- **Records about charts and figures**:
·····

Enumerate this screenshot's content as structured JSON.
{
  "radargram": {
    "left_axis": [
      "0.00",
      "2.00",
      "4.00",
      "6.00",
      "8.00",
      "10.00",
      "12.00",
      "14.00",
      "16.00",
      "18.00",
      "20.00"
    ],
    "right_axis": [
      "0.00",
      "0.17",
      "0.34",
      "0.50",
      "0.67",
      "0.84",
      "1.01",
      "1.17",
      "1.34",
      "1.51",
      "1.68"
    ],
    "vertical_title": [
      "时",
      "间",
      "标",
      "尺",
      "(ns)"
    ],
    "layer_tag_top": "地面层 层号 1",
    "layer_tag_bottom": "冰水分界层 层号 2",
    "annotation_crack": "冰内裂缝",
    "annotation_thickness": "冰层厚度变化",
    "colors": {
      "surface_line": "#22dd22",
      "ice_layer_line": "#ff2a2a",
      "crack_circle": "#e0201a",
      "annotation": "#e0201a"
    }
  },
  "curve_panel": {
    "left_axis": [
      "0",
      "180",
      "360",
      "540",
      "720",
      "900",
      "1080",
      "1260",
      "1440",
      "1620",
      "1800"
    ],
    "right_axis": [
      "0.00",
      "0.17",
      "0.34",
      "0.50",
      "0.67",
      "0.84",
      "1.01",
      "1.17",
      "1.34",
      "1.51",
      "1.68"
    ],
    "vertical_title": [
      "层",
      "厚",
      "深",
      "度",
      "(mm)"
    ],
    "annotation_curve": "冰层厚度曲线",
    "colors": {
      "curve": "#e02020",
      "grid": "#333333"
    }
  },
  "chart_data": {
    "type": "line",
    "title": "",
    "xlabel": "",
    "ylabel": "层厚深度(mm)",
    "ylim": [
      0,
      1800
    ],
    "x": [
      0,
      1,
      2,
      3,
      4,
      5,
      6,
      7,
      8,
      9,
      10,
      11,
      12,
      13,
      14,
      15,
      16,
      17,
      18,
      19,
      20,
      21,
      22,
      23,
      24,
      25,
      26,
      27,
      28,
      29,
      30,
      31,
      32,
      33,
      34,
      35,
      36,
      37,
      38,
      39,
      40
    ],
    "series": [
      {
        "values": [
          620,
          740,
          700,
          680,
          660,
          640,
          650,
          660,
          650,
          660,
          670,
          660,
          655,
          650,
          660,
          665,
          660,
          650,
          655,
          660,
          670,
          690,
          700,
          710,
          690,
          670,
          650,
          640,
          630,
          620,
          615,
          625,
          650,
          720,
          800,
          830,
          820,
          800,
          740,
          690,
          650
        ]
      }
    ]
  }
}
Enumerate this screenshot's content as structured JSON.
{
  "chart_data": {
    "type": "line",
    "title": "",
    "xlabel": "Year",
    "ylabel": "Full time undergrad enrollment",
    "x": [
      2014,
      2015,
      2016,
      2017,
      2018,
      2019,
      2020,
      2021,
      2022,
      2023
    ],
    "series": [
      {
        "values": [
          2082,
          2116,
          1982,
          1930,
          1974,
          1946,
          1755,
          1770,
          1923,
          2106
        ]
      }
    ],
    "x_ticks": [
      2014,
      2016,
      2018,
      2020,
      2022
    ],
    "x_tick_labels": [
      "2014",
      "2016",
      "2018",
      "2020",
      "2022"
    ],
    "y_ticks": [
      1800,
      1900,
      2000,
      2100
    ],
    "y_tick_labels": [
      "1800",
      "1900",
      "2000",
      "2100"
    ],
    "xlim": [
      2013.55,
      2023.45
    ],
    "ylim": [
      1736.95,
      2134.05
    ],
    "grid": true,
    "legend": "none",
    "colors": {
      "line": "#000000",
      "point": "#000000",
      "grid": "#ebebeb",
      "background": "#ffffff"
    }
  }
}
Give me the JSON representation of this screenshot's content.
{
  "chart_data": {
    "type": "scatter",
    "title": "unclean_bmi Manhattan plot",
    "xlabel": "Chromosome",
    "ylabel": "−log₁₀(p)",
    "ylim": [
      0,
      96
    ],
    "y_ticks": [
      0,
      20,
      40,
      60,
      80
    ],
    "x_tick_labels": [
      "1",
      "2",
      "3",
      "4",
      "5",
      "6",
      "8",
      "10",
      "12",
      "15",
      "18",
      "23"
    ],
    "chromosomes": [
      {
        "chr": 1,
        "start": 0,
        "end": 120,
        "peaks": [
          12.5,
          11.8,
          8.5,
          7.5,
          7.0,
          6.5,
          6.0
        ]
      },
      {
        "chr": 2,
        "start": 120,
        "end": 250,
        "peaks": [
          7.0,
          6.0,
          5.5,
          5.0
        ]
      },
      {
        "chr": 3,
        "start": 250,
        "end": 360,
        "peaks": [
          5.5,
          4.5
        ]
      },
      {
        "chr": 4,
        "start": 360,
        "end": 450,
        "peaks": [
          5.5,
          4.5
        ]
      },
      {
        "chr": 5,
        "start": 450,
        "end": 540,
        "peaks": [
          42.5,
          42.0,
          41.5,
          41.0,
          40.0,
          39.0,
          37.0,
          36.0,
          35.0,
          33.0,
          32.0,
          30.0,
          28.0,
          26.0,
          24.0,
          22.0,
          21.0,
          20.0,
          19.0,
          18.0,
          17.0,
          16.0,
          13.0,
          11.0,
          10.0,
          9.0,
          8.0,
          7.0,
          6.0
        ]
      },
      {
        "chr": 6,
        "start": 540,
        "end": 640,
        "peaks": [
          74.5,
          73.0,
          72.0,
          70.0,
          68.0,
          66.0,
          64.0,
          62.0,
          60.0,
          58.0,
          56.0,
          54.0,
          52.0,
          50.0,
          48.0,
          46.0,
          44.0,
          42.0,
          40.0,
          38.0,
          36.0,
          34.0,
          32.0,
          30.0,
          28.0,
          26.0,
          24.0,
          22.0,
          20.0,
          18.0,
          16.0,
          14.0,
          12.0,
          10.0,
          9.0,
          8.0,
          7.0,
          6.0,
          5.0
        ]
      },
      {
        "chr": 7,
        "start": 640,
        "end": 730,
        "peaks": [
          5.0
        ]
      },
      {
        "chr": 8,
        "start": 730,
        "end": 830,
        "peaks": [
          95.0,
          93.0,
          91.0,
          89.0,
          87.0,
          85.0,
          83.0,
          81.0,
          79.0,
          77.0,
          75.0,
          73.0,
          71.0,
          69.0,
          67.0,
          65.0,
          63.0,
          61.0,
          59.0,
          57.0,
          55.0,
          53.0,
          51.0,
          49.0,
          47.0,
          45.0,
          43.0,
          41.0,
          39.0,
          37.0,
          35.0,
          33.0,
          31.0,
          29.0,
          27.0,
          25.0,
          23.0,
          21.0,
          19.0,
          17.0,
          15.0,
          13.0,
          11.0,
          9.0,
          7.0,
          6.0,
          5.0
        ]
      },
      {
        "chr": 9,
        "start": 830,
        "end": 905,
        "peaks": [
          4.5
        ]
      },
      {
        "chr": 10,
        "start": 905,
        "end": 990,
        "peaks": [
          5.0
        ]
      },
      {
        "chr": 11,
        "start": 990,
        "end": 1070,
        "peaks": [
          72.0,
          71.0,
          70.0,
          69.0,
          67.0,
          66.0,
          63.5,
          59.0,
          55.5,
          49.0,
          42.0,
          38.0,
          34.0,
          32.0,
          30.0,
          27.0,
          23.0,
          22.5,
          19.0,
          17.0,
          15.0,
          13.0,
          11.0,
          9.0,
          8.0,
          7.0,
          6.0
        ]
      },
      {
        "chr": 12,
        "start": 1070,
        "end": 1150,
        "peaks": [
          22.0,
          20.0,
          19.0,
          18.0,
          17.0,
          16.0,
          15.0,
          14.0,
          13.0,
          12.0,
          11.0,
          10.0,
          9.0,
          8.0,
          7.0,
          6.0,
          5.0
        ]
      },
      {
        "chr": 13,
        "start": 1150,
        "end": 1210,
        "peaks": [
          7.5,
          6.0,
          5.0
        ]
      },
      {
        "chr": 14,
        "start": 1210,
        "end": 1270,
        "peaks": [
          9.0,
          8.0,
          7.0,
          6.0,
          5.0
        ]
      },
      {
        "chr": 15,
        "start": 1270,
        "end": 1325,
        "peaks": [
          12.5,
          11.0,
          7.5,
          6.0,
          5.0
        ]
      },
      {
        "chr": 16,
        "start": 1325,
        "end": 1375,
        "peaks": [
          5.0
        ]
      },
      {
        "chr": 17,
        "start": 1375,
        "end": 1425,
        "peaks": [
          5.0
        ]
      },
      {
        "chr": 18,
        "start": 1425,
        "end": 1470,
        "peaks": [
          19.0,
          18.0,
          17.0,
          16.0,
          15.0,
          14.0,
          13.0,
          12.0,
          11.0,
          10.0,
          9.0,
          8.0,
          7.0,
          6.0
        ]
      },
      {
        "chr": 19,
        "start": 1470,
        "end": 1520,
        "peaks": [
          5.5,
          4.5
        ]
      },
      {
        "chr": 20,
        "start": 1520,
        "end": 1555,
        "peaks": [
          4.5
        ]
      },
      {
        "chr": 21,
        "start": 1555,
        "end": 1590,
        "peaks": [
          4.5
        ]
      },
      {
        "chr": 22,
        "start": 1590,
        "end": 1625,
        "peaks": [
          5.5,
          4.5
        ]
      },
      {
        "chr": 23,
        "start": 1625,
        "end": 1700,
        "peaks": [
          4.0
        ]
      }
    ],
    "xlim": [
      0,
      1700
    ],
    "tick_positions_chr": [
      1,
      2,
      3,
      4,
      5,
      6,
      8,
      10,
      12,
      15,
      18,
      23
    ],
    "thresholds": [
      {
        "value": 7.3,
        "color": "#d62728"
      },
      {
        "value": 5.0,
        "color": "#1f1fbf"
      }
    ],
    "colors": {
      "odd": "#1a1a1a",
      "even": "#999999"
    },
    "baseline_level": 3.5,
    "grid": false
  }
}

·····

- **The exercise**: Working from the listing above, pick out every line that has "grid" and copy it.

- **Task result**:
      "grid": "#333333"
    "grid": true,
      "grid": "#ebebeb",
    "grid": false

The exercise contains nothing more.